======== DATA FOR THIS EXERCISE

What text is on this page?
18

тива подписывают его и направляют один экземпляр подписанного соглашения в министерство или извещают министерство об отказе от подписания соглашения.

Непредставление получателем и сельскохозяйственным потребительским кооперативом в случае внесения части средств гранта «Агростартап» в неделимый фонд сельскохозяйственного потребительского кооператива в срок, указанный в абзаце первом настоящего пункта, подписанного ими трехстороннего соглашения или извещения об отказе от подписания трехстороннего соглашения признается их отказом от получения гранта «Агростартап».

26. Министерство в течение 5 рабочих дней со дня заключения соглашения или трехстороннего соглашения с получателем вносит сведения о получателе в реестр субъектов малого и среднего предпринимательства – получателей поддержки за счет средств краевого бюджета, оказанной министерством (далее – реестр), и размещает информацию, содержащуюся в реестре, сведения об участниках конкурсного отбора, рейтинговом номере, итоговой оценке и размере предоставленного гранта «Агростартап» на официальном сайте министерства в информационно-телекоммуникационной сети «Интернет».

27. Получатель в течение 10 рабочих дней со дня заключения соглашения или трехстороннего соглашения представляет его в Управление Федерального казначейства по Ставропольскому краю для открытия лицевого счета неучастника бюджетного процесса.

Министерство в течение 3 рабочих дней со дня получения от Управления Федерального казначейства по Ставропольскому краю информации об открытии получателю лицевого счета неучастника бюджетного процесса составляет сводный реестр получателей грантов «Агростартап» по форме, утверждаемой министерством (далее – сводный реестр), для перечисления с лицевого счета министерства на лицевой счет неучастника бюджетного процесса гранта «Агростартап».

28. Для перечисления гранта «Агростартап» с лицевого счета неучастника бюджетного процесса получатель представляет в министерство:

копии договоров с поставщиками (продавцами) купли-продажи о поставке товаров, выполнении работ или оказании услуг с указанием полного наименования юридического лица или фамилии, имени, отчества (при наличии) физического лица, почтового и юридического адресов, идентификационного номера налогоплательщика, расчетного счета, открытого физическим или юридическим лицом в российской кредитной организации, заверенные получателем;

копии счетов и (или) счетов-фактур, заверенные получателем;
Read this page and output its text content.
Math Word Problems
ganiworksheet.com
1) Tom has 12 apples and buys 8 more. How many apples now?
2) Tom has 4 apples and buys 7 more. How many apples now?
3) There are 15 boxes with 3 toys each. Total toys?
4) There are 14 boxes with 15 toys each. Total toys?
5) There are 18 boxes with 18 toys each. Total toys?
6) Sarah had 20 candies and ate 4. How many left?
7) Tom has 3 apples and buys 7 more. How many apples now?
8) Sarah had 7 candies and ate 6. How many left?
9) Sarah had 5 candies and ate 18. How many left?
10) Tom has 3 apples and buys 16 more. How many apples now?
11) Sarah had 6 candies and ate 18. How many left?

================

Output all preceding records character for character.

CORRECT RESULT:
What text is on this page?
18

тива подписывают его и направляют один экземпляр подписанного соглашения в министерство или извещают министерство об отказе от подписания соглашения.

Непредставление получателем и сельскохозяйственным потребительским кооперативом в случае внесения части средств гранта «Агростартап» в неделимый фонд сельскохозяйственного потребительского кооператива в срок, указанный в абзаце первом настоящего пункта, подписанного ими трехстороннего соглашения или извещения об отказе от подписания трехстороннего соглашения признается их отказом от получения гранта «Агростартап».

26. Министерство в течение 5 рабочих дней со дня заключения соглашения или трехстороннего соглашения с получателем вносит сведения о получателе в реестр субъектов малого и среднего предпринимательства – получателей поддержки за счет средств краевого бюджета, оказанной министерством (далее – реестр), и размещает информацию, содержащуюся в реестре, сведения об участниках конкурсного отбора, рейтинговом номере, итоговой оценке и размере предоставленного гранта «Агростартап» на официальном сайте министерства в информационно-телекоммуникационной сети «Интернет».

27. Получатель в течение 10 рабочих дней со дня заключения соглашения или трехстороннего соглашения представляет его в Управление Федерального казначейства по Ставропольскому краю для открытия лицевого счета неучастника бюджетного процесса.

Министерство в течение 3 рабочих дней со дня получения от Управления Федерального казначейства по Ставропольскому краю информации об открытии получателю лицевого счета неучастника бюджетного процесса составляет сводный реестр получателей грантов «Агростартап» по форме, утверждаемой министерством (далее – сводный реестр), для перечисления с лицевого счета министерства на лицевой счет неучастника бюджетного процесса гранта «Агростартап».

28. Для перечисления гранта «Агростартап» с лицевого счета неучастника бюджетного процесса получатель представляет в министерство:

копии договоров с поставщиками (продавцами) купли-продажи о поставке товаров, выполнении работ или оказании услуг с указанием полного наименования юридического лица или фамилии, имени, отчества (при наличии) физического лица, почтового и юридического адресов, идентификационного номера налогоплательщика, расчетного счета, открытого физическим или юридическим лицом в российской кредитной организации, заверенные получателем;

копии счетов и (или) счетов-фактур, заверенные получателем;
Read this page and output its text content.
Math Word Problems
ganiworksheet.com
1) Tom has 12 apples and buys 8 more. How many apples now?
2) Tom has 4 apples and buys 7 more. How many apples now?
3) There are 15 boxes with 3 toys each. Total toys?
4) There are 14 boxes with 15 toys each. Total toys?
5) There are 18 boxes with 18 toys each. Total toys?
6) Sarah had 20 candies and ate 4. How many left?
7) Tom has 3 apples and buys 7 more. How many apples now?
8) Sarah had 7 candies and ate 6. How many left?
9) Sarah had 5 candies and ate 18. How many left?
10) Tom has 3 apples and buys 16 more. How many apples now?
11) Sarah had 6 candies and ate 18. How many left?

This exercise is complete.